THE REQUEST:
Find how many lines hold the word "skill". Give only the number.

-.-.-

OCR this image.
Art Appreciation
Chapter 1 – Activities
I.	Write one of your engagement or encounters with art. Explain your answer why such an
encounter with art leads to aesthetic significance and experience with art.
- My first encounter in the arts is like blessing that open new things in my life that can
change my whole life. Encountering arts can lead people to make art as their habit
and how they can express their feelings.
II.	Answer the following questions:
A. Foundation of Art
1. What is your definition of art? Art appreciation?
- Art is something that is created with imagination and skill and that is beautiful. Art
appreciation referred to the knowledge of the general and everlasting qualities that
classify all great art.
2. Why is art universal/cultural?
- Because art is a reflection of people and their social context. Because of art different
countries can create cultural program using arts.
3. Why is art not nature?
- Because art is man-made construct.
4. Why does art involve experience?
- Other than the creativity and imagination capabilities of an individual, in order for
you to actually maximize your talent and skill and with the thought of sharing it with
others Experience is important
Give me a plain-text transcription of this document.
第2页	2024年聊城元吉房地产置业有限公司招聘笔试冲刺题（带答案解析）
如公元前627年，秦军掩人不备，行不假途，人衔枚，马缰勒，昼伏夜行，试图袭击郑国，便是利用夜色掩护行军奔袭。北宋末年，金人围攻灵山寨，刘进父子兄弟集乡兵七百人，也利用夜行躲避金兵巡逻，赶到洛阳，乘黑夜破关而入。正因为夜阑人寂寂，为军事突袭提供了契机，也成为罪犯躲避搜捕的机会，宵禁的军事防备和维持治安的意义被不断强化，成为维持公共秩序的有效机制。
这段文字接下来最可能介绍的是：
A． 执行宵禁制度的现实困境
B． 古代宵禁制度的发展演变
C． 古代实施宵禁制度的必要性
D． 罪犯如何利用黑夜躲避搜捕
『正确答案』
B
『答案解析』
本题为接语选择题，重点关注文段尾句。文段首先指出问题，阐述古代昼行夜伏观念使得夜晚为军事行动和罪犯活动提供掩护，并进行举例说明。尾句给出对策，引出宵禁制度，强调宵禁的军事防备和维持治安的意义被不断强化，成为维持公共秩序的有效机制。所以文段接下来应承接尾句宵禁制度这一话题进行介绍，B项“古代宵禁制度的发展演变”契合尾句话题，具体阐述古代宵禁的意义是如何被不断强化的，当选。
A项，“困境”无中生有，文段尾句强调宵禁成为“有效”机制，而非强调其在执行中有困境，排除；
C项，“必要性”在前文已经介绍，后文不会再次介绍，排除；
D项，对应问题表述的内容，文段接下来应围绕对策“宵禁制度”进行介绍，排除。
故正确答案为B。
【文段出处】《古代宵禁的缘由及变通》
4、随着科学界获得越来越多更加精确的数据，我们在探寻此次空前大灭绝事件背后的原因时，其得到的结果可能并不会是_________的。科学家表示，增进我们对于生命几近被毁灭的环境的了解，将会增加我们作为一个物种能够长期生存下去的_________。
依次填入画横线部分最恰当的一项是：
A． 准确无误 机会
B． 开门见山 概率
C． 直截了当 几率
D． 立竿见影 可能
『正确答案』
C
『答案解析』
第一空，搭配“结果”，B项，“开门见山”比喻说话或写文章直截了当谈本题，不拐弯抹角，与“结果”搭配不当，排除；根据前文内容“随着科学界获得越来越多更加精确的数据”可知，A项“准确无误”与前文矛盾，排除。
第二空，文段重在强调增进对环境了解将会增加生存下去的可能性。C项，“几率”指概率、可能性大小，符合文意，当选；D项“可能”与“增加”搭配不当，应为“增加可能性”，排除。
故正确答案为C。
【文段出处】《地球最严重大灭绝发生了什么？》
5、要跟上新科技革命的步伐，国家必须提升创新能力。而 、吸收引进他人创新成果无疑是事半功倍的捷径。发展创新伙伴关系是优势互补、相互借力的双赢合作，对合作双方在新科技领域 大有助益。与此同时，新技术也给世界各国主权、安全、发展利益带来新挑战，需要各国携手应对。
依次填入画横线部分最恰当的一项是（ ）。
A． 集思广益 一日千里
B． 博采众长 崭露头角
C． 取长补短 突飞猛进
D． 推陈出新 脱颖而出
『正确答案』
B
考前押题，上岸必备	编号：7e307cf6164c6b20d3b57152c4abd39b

-.-.-

PROBLEM SOLUTION:
2